§ **Request**
Output nothing but the number of lines that include the word "APEC".

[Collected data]
** START **

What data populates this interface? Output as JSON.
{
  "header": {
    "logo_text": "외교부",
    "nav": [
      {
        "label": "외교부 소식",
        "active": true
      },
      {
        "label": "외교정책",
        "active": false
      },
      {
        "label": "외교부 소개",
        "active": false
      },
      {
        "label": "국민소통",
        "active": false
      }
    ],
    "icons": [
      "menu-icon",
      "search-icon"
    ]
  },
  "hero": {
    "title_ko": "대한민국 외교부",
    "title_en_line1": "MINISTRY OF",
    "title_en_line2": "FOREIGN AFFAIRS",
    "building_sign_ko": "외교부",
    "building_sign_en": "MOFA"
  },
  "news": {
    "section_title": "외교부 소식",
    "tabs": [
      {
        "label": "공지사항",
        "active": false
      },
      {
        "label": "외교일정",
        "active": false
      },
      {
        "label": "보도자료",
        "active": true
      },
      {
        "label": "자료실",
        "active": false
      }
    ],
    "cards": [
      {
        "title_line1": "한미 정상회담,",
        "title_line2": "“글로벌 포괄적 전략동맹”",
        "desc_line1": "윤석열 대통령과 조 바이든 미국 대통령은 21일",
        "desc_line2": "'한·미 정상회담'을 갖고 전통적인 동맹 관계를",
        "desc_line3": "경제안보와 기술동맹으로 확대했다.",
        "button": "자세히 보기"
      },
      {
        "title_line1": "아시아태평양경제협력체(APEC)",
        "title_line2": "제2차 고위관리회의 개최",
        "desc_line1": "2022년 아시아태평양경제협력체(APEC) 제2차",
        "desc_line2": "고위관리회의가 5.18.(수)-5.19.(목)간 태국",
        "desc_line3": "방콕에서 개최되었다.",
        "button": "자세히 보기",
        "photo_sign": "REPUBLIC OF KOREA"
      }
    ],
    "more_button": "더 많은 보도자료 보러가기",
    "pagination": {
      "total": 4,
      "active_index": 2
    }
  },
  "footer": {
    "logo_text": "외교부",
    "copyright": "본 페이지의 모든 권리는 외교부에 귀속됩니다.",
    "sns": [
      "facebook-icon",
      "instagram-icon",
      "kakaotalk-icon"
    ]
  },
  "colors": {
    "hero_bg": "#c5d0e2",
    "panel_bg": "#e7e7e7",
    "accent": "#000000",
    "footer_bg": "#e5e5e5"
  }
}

** END **

§ **Output**
2